◆ Written instruction: Reproduce the listing below without any change.

□ □ □ □ □ □ □

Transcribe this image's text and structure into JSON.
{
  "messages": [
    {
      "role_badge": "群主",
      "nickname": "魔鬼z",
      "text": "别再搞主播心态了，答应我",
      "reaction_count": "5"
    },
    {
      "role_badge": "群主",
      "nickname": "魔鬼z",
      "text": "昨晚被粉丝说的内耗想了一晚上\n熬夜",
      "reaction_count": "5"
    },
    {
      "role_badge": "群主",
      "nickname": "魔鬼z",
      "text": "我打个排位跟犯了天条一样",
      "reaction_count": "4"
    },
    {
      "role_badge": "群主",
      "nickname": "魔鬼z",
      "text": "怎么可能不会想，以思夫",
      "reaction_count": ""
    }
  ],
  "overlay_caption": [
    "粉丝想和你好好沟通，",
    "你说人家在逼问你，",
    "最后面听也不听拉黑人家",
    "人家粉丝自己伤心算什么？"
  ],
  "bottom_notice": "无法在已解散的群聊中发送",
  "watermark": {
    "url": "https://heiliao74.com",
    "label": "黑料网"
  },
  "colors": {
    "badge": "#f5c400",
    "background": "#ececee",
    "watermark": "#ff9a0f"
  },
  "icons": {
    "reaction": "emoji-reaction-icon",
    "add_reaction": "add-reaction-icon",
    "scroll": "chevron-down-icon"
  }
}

□ □ □ □ □ □ □

◆ Full output:
Transcribe this image's text and structure into JSON.
{
  "messages": [
    {
      "role_badge": "群主",
      "nickname": "魔鬼z",
      "text": "别再搞主播心态了，答应我",
      "reaction_count": "5"
    },
    {
      "role_badge": "群主",
      "nickname": "魔鬼z",
      "text": "昨晚被粉丝说的内耗想了一晚上\n熬夜",
      "reaction_count": "5"
    },
    {
      "role_badge": "群主",
      "nickname": "魔鬼z",
      "text": "我打个排位跟犯了天条一样",
      "reaction_count": "4"
    },
    {
      "role_badge": "群主",
      "nickname": "魔鬼z",
      "text": "怎么可能不会想，以思夫",
      "reaction_count": ""
    }
  ],
  "overlay_caption": [
    "粉丝想和你好好沟通，",
    "你说人家在逼问你，",
    "最后面听也不听拉黑人家",
    "人家粉丝自己伤心算什么？"
  ],
  "bottom_notice": "无法在已解散的群聊中发送",
  "watermark": {
    "url": "https://heiliao74.com",
    "label": "黑料网"
  },
  "colors": {
    "badge": "#f5c400",
    "background": "#ececee",
    "watermark": "#ff9a0f"
  },
  "icons": {
    "reaction": "emoji-reaction-icon",
    "add_reaction": "add-reaction-icon",
    "scroll": "chevron-down-icon"
  }
}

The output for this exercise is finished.